──────── FRAGMENTO DEL DOCUMENTO
Lo que Plazas Vega no sabía era que desde diciembre pasado los investigadores habían puesto los ojos sobre él. Tenían documentos y testimonios que le atribuían una mayor responsabilidad en la retoma del Palacio y en los sucesos posteriores con las 11 personas desaparecidas. 

 Instrucciones claras

En fuentes cercanas a la investigación, CAMBIO estableció que una de las pruebas del expédiente contra Plazas es un folleto titulado Instructivo de Inteligencia contra el autodenominado M-19, hecho por el Ejército en 1980, que indica que la cúpula  militar de la época  señaló responsabilidades específicas no sólo al B2 de la brigada 13, encargada

de tareas de inteligencia, sino a otras unidades tácticas de Bogotá, como la Escuela de Caballería, entonces comandada por Plazas Vega. "Una de las actividades de la Unidad de Inteligencia es la de identificar, capturar e interrogar a los miembros de ese grupo subversivo", dice uno de los apartes del Instructivo, y agrega que esa función será compartida por el B2 de la brigada y la Escuela de Caballería.

El revelador documento, hallado hace un par de meses entre archivos olvidados en una bodega de la brigada 13 al norte de Bogotá, es para la Fiscalía una evidencia de que Plazas Vega llegó al Palacio de Justicia con conocimiento previo del comando del M-19 que se la había tomado y con los nombres de algunas personas que, según el Ejército, habían facilitado el acceso de los guerrilleros a los pisos superiores del edificio. "Esta nueva evidencia demostraría que el coronel Plazas cumplió un doble papel en los hechos del Palacio de Justicia: uno operacional y uno de inteligencia contra objetivos predeterminados", le dijo a CAMBIO uno de los investigadores.

Según los fiscales encargados del proceso, algunas de las 40 personas que de acuerdo con los registros fueron retenidas en la Casa del Florero, fueron enviadas en secreto a la Escuela de Caballería y confinadas en las pesebreras de la Escuela. Según la investigación, habían enviado los caballos al criadero de Bonza, cerca de Duitama, Boyacá. Pero, además, hay  testimonios de militares retirados y de otros testigos que dicen haber presenciado la llegada  de varias personas a la Escuela y algunos los interrogatorios. Sobre esto, Plazas Vega debió dar explicaciones la semana pasada,  porque entonces era  el comandante de la Escuela de Caballería.
────────────────
§ **TRABAJO PEDIDO**
Copia el fragmento sobre Plazas Vega empezando por "Instrucciones claras" y siguiendo hasta "y la Escuela de Caballería.", pero cambia "Escuela de Caballería" por "Escuela de Artillería".
──────── REGISTROS LISTADOS
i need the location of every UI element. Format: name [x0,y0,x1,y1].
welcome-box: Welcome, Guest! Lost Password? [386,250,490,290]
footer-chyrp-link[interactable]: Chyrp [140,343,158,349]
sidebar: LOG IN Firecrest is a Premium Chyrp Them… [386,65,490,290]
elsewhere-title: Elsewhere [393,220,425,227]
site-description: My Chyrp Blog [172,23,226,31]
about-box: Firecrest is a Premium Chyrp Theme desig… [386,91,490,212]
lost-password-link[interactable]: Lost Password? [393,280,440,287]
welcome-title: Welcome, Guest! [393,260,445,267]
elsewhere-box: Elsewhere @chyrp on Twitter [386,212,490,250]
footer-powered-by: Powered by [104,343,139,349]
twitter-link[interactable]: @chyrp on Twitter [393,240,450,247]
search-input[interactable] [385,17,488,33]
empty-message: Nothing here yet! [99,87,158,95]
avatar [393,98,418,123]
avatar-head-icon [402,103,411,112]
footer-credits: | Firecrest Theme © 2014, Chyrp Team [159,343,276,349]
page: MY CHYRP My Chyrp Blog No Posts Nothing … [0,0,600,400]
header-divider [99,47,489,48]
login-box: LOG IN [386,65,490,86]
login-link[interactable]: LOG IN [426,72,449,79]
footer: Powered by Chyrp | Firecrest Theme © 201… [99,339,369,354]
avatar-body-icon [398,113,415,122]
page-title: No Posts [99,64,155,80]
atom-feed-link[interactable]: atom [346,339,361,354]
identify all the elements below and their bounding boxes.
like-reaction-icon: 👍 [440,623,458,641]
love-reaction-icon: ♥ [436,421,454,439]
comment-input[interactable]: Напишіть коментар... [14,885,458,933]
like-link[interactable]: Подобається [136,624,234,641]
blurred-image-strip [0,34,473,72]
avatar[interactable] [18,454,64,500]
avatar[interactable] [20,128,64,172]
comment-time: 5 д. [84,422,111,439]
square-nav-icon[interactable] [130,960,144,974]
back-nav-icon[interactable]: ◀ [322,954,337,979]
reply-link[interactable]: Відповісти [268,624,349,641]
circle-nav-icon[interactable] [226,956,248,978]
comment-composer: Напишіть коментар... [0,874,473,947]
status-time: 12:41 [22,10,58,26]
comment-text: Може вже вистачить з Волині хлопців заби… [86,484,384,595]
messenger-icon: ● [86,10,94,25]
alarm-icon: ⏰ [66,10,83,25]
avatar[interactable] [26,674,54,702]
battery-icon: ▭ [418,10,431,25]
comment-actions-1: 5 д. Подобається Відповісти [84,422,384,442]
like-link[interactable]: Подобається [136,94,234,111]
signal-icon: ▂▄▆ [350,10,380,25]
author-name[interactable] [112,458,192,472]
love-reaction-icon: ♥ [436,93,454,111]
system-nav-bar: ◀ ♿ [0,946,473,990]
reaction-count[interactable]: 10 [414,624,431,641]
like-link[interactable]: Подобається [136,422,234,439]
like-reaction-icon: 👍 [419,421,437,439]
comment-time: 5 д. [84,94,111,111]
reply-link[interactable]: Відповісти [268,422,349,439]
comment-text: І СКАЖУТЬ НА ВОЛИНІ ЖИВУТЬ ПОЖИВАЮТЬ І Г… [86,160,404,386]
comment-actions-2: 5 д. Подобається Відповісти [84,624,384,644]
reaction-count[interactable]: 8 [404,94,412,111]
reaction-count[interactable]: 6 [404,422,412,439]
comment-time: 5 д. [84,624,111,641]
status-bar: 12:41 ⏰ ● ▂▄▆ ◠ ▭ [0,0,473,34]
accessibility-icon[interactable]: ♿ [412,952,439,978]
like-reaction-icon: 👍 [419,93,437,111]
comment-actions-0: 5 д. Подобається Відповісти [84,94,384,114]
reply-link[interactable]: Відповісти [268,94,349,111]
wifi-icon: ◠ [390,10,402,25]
────────────────
§ **ESPACIO DE RESPUESTA**
Instrucciones claras

En fuentes cercanas a la investigación, CAMBIO estableció que una de las pruebas del expédiente contra Plazas es un folleto titulado Instructivo de Inteligencia contra el autodenominado M-19, hecho por el Ejército en 1980, que indica que la cúpula  militar de la época  señaló responsabilidades específicas no sólo al B2 de la brigada 13, encargada

de tareas de inteligencia, sino a otras unidades tácticas de Bogotá, como la Escuela de Artillería, entonces comandada por Plazas Vega. "Una de las actividades de la Unidad de Inteligencia es la de identificar, capturar e interrogar a los miembros de ese grupo subversivo", dice uno de los apartes del Instructivo, y agrega que esa función será compartida por el B2 de la brigada y la Escuela de Artillería.